> [Your instructions]: Here are some records; quote them exactly, leaving out the pictures.

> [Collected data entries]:
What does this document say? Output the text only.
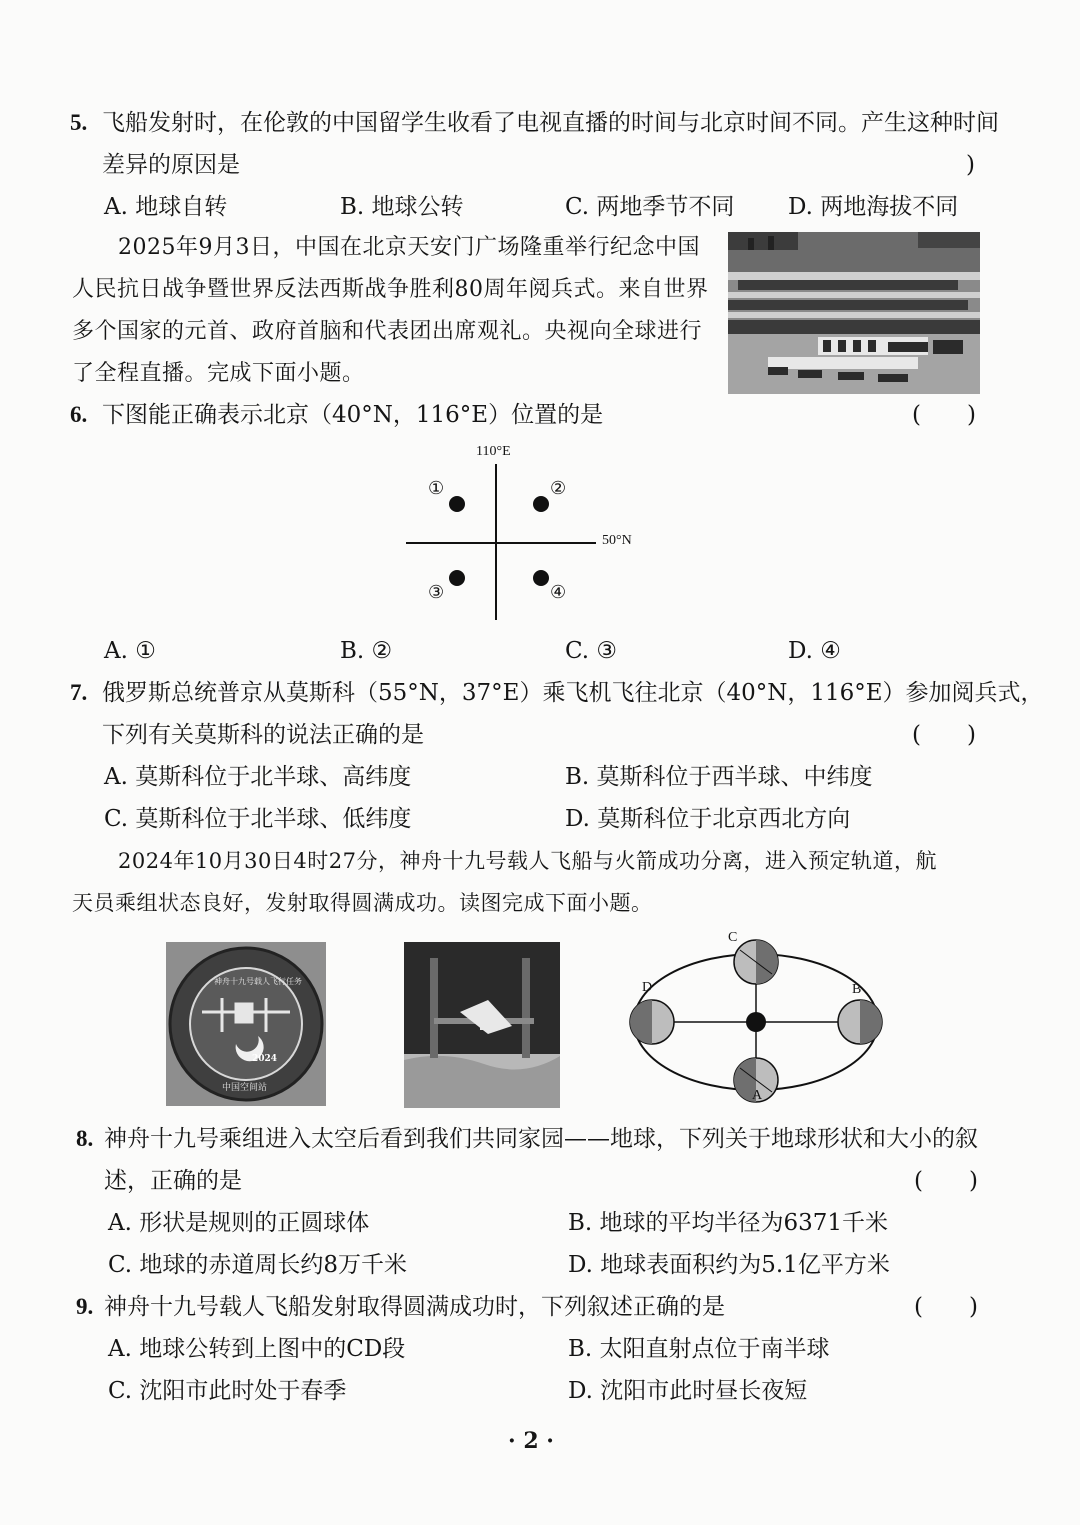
5. 飞船发射时，在伦敦的中国留学生收看了电视直播的时间与北京时间不同。产生这种时间
差异的原因是	)
A. 地球自转	B. 地球公转	C. 两地季节不同 D. 两地海拔不同
2025年9月3日，中国在北京天安门广场隆重举行纪念中国
人民抗日战争暨世界反法西斯战争胜利80周年阅兵式。来自世界
多个国家的元首、政府首脑和代表团出席观礼。央视向全球进行
了全程直播。完成下面小题。
6. 下图能正确表示北京（40°N，116°E）位置的是	(　　)
110°E
50°N
①	②
③	④
A. ①	B. ②	C. ③	D. ④
7. 俄罗斯总统普京从莫斯科（55°N，37°E）乘飞机飞往北京（40°N，116°E）参加阅兵式，
下列有关莫斯科的说法正确的是	(　　)
A. 莫斯科位于北半球、高纬度	B. 莫斯科位于西半球、中纬度
C. 莫斯科位于北半球、低纬度	D. 莫斯科位于北京西北方向
2024年10月30日4时27分，神舟十九号载人飞船与火箭成功分离，进入预定轨道，航
天员乘组状态良好，发射取得圆满成功。读图完成下面小题。
神舟十九号载人飞行任务
2024
中国空间站
C
A
D	B
8. 神舟十九号乘组进入太空后看到我们共同家园——地球，下列关于地球形状和大小的叙
述，正确的是	(　　)
A. 形状是规则的正圆球体	B. 地球的平均半径为6371千米
C. 地球的赤道周长约8万千米	D. 地球表面积约为5.1亿平方米
9. 神舟十九号载人飞船发射取得圆满成功时，下列叙述正确的是	(　　)
A. 地球公转到上图中的CD段	B. 太阳直射点位于南半球
C. 沈阳市此时处于春季	D. 沈阳市此时昼长夜短
· 2 ·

> [Reply to the exercise]:
What does this document say? Output the text only.
5. 飞船发射时，在伦敦的中国留学生收看了电视直播的时间与北京时间不同。产生这种时间
差异的原因是	)
A. 地球自转	B. 地球公转	C. 两地季节不同 D. 两地海拔不同
2025年9月3日，中国在北京天安门广场隆重举行纪念中国
人民抗日战争暨世界反法西斯战争胜利80周年阅兵式。来自世界
多个国家的元首、政府首脑和代表团出席观礼。央视向全球进行
了全程直播。完成下面小题。
6. 下图能正确表示北京（40°N，116°E）位置的是	(　　)
110°E
50°N
①	②
③	④
A. ①	B. ②	C. ③	D. ④
7. 俄罗斯总统普京从莫斯科（55°N，37°E）乘飞机飞往北京（40°N，116°E）参加阅兵式，
下列有关莫斯科的说法正确的是	(　　)
A. 莫斯科位于北半球、高纬度	B. 莫斯科位于西半球、中纬度
C. 莫斯科位于北半球、低纬度	D. 莫斯科位于北京西北方向
2024年10月30日4时27分，神舟十九号载人飞船与火箭成功分离，进入预定轨道，航
天员乘组状态良好，发射取得圆满成功。读图完成下面小题。
神舟十九号载人飞行任务
2024
中国空间站
C
A
D	B
8. 神舟十九号乘组进入太空后看到我们共同家园——地球，下列关于地球形状和大小的叙
述，正确的是	(　　)
A. 形状是规则的正圆球体	B. 地球的平均半径为6371千米
C. 地球的赤道周长约8万千米	D. 地球表面积约为5.1亿平方米
9. 神舟十九号载人飞船发射取得圆满成功时，下列叙述正确的是	(　　)
A. 地球公转到上图中的CD段	B. 太阳直射点位于南半球
C. 沈阳市此时处于春季	D. 沈阳市此时昼长夜短
· 2 ·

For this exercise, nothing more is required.